## Problem statement
From the listing below, tally the lines that include "frac". Return only the total.

## Dataset items

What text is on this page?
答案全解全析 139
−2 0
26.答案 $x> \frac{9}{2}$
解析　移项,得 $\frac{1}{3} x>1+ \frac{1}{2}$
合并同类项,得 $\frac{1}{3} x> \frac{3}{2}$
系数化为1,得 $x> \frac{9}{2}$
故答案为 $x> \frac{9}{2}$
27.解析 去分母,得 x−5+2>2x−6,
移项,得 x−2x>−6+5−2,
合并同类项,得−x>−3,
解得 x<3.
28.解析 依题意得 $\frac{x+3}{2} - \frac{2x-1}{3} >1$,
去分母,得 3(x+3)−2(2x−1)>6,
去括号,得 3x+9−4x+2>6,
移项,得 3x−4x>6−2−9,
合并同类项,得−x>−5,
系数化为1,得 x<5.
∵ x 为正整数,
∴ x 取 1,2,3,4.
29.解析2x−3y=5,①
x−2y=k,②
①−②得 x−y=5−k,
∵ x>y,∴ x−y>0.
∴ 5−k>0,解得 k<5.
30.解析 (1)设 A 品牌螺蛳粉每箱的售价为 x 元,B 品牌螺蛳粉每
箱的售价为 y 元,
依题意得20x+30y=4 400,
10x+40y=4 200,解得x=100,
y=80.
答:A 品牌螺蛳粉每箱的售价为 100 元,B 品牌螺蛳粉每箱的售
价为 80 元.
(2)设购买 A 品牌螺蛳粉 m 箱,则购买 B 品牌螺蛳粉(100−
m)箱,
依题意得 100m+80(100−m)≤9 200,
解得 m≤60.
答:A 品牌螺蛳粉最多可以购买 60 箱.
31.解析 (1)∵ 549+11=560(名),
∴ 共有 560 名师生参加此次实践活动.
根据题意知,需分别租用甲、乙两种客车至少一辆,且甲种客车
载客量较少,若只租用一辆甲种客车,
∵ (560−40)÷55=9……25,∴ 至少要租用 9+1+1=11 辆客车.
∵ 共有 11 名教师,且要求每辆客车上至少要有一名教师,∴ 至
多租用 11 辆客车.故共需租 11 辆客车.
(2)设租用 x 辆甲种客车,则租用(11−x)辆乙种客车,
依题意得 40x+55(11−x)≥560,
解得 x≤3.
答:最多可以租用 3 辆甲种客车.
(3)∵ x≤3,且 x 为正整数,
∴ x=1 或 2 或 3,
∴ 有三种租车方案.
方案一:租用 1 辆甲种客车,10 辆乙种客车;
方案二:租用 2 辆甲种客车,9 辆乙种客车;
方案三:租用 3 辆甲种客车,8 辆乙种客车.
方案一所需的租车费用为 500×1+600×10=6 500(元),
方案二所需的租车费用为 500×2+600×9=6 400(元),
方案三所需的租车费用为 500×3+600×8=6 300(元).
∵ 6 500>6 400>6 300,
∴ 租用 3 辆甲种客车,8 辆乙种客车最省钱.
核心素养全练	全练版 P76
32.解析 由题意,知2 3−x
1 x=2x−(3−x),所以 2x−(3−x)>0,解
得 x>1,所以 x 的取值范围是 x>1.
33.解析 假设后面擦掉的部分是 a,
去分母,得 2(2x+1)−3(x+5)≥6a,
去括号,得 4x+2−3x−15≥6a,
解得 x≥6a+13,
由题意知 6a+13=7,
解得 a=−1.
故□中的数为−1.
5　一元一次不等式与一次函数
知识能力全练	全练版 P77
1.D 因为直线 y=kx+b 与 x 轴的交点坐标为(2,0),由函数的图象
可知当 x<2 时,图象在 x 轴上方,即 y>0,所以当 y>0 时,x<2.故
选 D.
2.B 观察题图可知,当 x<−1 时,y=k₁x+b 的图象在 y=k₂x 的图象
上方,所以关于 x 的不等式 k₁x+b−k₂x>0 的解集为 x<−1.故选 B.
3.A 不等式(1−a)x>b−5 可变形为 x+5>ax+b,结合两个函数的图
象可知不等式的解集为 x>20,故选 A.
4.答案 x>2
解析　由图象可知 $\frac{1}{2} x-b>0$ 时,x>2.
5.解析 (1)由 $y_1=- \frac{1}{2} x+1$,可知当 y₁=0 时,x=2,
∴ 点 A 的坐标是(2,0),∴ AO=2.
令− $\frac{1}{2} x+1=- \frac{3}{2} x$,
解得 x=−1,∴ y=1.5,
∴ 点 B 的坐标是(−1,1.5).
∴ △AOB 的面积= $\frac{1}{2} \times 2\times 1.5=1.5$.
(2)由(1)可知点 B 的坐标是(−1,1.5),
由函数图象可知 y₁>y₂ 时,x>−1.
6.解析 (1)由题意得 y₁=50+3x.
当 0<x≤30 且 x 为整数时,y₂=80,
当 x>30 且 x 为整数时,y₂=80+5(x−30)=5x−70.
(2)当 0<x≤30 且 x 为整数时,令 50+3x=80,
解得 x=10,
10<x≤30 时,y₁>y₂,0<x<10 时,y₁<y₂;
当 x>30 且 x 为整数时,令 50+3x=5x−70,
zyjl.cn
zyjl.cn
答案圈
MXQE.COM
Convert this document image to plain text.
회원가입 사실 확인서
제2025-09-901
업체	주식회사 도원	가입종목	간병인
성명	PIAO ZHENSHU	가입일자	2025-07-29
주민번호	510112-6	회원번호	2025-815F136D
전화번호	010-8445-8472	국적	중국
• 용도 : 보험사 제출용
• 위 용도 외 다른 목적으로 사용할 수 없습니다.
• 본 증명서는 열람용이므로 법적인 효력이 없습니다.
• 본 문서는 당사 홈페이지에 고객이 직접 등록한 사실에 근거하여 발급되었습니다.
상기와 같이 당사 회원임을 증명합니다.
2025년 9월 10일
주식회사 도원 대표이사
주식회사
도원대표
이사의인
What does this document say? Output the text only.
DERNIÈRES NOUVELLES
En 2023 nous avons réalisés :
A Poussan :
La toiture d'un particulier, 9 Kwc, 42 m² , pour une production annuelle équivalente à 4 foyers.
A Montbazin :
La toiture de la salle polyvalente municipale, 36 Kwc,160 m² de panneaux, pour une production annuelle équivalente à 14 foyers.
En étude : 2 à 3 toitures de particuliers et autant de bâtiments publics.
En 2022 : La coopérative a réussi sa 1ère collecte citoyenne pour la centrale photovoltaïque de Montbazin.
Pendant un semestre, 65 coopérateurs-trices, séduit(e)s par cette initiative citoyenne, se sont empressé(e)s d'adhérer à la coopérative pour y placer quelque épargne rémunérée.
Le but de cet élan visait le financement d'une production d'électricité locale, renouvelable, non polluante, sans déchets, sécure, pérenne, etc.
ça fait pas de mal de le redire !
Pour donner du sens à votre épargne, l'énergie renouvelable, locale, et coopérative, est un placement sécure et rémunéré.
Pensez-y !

## Solution to this problem
10